> _EXERCISE AIM_:
Check each line below for the word "Çoklu", and copy those that have it.

> _Figure collection entries_:
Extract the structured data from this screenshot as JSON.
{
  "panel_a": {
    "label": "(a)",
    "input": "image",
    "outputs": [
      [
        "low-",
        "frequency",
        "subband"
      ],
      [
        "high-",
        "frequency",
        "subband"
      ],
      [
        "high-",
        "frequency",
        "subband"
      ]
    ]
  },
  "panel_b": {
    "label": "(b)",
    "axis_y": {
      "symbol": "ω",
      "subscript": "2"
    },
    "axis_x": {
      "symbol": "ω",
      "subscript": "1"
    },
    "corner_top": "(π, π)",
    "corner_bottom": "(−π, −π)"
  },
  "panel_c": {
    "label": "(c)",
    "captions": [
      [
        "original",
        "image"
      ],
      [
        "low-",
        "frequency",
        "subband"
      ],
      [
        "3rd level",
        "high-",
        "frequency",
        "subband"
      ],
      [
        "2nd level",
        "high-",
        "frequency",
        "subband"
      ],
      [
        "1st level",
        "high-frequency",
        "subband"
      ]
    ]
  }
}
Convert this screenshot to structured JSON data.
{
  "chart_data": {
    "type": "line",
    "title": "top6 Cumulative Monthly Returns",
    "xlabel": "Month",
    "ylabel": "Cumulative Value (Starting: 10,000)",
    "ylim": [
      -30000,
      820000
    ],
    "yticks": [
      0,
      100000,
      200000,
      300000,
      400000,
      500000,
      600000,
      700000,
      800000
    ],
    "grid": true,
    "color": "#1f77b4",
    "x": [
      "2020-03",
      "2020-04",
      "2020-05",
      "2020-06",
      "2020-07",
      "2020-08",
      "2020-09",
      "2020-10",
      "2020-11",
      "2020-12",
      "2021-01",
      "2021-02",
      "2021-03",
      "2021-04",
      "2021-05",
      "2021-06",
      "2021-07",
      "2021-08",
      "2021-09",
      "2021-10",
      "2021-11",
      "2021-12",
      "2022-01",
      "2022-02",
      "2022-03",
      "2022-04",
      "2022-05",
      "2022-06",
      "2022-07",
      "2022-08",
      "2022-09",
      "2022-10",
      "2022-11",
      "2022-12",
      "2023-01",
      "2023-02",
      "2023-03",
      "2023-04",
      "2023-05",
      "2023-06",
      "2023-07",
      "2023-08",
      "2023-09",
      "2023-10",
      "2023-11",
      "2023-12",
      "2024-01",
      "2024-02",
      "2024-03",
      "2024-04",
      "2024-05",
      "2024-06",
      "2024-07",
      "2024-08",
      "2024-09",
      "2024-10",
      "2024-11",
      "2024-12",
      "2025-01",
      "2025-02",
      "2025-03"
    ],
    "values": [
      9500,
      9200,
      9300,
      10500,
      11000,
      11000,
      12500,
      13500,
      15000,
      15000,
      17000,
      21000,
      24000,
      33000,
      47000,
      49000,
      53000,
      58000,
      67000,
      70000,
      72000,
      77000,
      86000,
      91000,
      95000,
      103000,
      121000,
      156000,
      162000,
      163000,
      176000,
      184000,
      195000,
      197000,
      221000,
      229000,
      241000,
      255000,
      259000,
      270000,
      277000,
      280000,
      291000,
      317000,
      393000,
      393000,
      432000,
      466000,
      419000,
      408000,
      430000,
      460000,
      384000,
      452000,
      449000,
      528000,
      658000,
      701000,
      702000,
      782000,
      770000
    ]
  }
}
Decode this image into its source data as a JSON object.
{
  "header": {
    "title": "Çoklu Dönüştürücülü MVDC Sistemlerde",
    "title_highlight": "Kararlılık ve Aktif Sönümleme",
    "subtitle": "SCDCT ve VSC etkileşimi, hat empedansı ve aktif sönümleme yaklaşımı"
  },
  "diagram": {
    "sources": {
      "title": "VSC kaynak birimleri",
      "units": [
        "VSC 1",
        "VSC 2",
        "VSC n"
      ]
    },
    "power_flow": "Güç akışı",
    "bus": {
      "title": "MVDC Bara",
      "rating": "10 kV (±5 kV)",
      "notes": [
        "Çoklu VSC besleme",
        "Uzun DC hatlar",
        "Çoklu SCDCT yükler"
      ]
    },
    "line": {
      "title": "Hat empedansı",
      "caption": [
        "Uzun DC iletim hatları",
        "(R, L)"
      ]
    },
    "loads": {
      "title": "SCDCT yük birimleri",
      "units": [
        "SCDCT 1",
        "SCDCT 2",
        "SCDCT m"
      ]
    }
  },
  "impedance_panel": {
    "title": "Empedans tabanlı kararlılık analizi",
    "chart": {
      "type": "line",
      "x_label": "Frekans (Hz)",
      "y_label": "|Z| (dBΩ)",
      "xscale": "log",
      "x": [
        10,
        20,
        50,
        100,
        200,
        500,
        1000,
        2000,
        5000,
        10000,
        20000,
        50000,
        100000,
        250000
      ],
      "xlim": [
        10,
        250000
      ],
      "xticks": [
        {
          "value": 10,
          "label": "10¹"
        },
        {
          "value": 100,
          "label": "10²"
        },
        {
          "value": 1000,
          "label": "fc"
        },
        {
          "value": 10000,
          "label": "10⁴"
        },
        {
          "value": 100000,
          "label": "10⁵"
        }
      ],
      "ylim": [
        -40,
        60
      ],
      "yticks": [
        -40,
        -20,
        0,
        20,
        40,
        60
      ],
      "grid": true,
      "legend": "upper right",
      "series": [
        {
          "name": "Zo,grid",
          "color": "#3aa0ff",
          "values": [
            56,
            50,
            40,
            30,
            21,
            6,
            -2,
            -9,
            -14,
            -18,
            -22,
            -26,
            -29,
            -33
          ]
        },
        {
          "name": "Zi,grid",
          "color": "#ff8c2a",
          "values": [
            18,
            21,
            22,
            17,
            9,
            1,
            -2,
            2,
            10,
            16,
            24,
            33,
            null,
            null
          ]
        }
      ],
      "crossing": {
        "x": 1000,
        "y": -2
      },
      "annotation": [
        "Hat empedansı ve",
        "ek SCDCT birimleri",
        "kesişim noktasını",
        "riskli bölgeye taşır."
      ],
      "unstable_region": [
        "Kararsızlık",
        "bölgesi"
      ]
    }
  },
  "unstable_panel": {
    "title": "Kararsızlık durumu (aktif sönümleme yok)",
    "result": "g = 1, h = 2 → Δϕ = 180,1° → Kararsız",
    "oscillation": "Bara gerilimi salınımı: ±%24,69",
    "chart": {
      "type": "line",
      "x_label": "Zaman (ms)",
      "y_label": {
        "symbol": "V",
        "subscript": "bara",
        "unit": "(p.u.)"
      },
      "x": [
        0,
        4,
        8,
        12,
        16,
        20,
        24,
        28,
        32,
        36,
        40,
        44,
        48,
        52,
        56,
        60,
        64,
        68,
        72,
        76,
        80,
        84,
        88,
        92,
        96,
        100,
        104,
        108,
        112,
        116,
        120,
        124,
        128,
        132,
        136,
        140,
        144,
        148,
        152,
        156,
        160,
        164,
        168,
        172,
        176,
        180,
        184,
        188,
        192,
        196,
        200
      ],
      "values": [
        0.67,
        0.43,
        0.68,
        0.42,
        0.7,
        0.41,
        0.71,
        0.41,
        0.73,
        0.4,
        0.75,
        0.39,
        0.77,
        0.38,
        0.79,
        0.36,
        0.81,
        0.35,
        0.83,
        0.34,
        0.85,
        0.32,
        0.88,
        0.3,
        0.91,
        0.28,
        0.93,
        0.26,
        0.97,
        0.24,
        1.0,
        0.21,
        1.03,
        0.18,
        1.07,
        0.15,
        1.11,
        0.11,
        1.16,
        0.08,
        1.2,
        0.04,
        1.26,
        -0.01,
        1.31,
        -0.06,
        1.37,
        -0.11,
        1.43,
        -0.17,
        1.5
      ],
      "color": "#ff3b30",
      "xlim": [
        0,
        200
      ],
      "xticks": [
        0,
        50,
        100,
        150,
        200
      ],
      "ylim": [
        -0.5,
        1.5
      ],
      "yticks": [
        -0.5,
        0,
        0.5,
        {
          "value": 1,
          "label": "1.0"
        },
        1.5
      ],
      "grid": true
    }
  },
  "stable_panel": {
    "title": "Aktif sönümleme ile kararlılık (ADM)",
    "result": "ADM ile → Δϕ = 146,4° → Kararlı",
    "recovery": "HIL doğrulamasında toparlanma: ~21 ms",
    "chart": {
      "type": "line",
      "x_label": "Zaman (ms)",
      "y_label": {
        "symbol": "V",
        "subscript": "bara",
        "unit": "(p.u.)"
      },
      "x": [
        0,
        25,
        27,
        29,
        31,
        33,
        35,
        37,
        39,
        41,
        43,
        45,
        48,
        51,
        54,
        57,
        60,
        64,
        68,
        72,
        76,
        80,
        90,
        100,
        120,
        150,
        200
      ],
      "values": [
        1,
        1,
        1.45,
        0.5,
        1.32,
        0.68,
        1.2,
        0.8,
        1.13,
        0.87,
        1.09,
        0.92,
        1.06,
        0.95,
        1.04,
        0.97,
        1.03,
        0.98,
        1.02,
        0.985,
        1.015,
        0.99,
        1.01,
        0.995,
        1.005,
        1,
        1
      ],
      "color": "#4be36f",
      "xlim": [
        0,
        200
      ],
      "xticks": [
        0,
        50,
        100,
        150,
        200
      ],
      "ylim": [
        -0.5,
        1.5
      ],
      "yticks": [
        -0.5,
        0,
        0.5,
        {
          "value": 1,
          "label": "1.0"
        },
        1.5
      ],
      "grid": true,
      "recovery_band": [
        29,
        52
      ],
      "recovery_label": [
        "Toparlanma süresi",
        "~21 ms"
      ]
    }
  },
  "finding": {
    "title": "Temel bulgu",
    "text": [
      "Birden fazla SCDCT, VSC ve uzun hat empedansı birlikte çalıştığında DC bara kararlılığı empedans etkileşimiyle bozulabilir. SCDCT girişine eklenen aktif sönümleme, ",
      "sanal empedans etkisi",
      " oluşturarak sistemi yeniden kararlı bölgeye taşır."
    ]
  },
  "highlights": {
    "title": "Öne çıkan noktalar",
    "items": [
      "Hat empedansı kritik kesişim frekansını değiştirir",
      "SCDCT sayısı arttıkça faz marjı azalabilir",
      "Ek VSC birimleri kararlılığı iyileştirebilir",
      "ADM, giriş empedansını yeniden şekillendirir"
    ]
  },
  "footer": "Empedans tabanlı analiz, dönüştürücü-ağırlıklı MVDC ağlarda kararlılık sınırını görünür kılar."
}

> _EXERCISE OUTPUT_:
    "title": "Çoklu Dönüştürücülü MVDC Sistemlerde",
        "Çoklu VSC besleme",
        "Çoklu SCDCT yükler"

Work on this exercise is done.